» Task instructions: Below are entries to be transcribed exactly; exclude the pictures from the copy.

━━ Available data

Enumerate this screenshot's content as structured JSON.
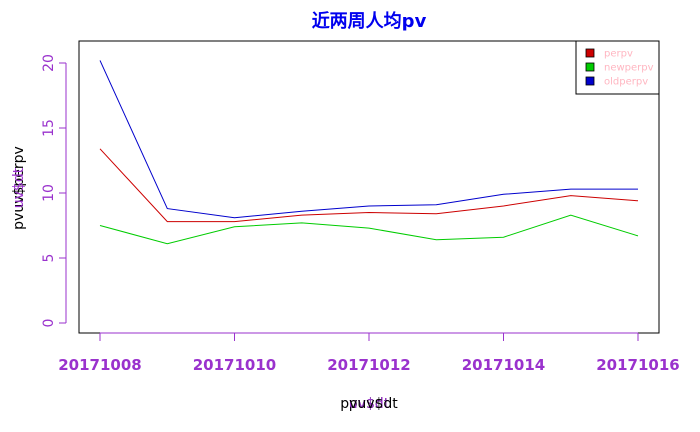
{
  "chart_data": {
    "type": "line",
    "title": "近两周人均pv",
    "xlabel_layers": [
      {
        "text": "pv$dt",
        "color": "#000000"
      },
      {
        "text": "uv$dt",
        "color": "#9a32cd"
      },
      {
        "text": "pvuv$dt",
        "color": "#000000"
      }
    ],
    "ylabel_layers": [
      {
        "text": "pvuv$perpv",
        "color": "#000000"
      },
      {
        "text": "uv$dt",
        "color": "#9a32cd"
      }
    ],
    "x": [
      20171008,
      20171009,
      20171010,
      20171011,
      20171012,
      20171013,
      20171014,
      20171015,
      20171016
    ],
    "x_ticks": [
      "20171008",
      "20171010",
      "20171012",
      "20171014",
      "20171016"
    ],
    "x_tick_values": [
      20171008,
      20171010,
      20171012,
      20171014,
      20171016
    ],
    "y_ticks": [
      0,
      5,
      10,
      15,
      20
    ],
    "xlim": [
      20171008,
      20171016
    ],
    "ylim": [
      0,
      20
    ],
    "series": [
      {
        "name": "perpv",
        "color": "#cc0000",
        "values": [
          13.4,
          7.8,
          7.8,
          8.3,
          8.5,
          8.4,
          9.0,
          9.8,
          9.4
        ]
      },
      {
        "name": "newperpv",
        "color": "#00cc00",
        "values": [
          7.5,
          6.1,
          7.4,
          7.7,
          7.3,
          6.4,
          6.6,
          8.3,
          6.7
        ]
      },
      {
        "name": "oldperpv",
        "color": "#0000cc",
        "values": [
          20.2,
          8.8,
          8.1,
          8.6,
          9.0,
          9.1,
          9.9,
          10.3,
          10.3
        ]
      }
    ],
    "legend_position": "top-right",
    "grid": false,
    "axis_color": "#9a32cd"
  }
}
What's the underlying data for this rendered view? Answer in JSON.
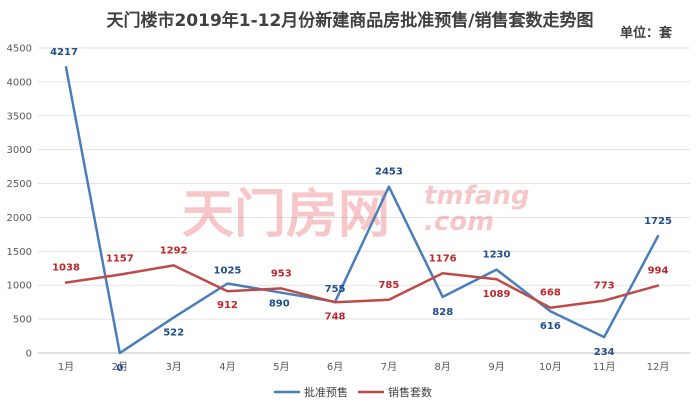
{
  "header": {
    "title": "天门楼市2019年1-12月份新建商品房批准预售/销售套数走势图",
    "unit": "单位：套"
  },
  "watermark": {
    "cn": "天门房网",
    "en_top": "tmfang",
    "en_bottom": ".com",
    "color": "#e8474d"
  },
  "chart_data": {
    "type": "line",
    "categories": [
      "1月",
      "2月",
      "3月",
      "4月",
      "5月",
      "6月",
      "7月",
      "8月",
      "9月",
      "10月",
      "11月",
      "12月"
    ],
    "series": [
      {
        "name": "批准预售",
        "color": "#4a7ebb",
        "label_color": "#1f4e8c",
        "values": [
          4217,
          0,
          522,
          1025,
          890,
          755,
          2453,
          828,
          1230,
          616,
          234,
          1725
        ]
      },
      {
        "name": "销售套数",
        "color": "#be4b48",
        "label_color": "#c0272d",
        "values": [
          1038,
          1157,
          1292,
          912,
          953,
          748,
          785,
          1176,
          1089,
          668,
          773,
          994
        ]
      }
    ],
    "ylim": [
      0,
      4500
    ],
    "yticks": [
      0,
      500,
      1000,
      1500,
      2000,
      2500,
      3000,
      3500,
      4000,
      4500
    ],
    "grid": true,
    "legend_position": "bottom"
  }
}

━━━━

» Correct answer:
Enumerate this screenshot's content as structured JSON.
{
  "chart_data": {
    "type": "line",
    "title": "近两周人均pv",
    "xlabel_layers": [
      {
        "text": "pv$dt",
        "color": "#000000"
      },
      {
        "text": "uv$dt",
        "color": "#9a32cd"
      },
      {
        "text": "pvuv$dt",
        "color": "#000000"
      }
    ],
    "ylabel_layers": [
      {
        "text": "pvuv$perpv",
        "color": "#000000"
      },
      {
        "text": "uv$dt",
        "color": "#9a32cd"
      }
    ],
    "x": [
      20171008,
      20171009,
      20171010,
      20171011,
      20171012,
      20171013,
      20171014,
      20171015,
      20171016
    ],
    "x_ticks": [
      "20171008",
      "20171010",
      "20171012",
      "20171014",
      "20171016"
    ],
    "x_tick_values": [
      20171008,
      20171010,
      20171012,
      20171014,
      20171016
    ],
    "y_ticks": [
      0,
      5,
      10,
      15,
      20
    ],
    "xlim": [
      20171008,
      20171016
    ],
    "ylim": [
      0,
      20
    ],
    "series": [
      {
        "name": "perpv",
        "color": "#cc0000",
        "values": [
          13.4,
          7.8,
          7.8,
          8.3,
          8.5,
          8.4,
          9.0,
          9.8,
          9.4
        ]
      },
      {
        "name": "newperpv",
        "color": "#00cc00",
        "values": [
          7.5,
          6.1,
          7.4,
          7.7,
          7.3,
          6.4,
          6.6,
          8.3,
          6.7
        ]
      },
      {
        "name": "oldperpv",
        "color": "#0000cc",
        "values": [
          20.2,
          8.8,
          8.1,
          8.6,
          9.0,
          9.1,
          9.9,
          10.3,
          10.3
        ]
      }
    ],
    "legend_position": "top-right",
    "grid": false,
    "axis_color": "#9a32cd"
  }
}
What's the underlying data for this rendered view? Answer in JSON.
{
  "header": {
    "title": "天门楼市2019年1-12月份新建商品房批准预售/销售套数走势图",
    "unit": "单位：套"
  },
  "watermark": {
    "cn": "天门房网",
    "en_top": "tmfang",
    "en_bottom": ".com",
    "color": "#e8474d"
  },
  "chart_data": {
    "type": "line",
    "categories": [
      "1月",
      "2月",
      "3月",
      "4月",
      "5月",
      "6月",
      "7月",
      "8月",
      "9月",
      "10月",
      "11月",
      "12月"
    ],
    "series": [
      {
        "name": "批准预售",
        "color": "#4a7ebb",
        "label_color": "#1f4e8c",
        "values": [
          4217,
          0,
          522,
          1025,
          890,
          755,
          2453,
          828,
          1230,
          616,
          234,
          1725
        ]
      },
      {
        "name": "销售套数",
        "color": "#be4b48",
        "label_color": "#c0272d",
        "values": [
          1038,
          1157,
          1292,
          912,
          953,
          748,
          785,
          1176,
          1089,
          668,
          773,
          994
        ]
      }
    ],
    "ylim": [
      0,
      4500
    ],
    "yticks": [
      0,
      500,
      1000,
      1500,
      2000,
      2500,
      3000,
      3500,
      4000,
      4500
    ],
    "grid": true,
    "legend_position": "bottom"
  }
}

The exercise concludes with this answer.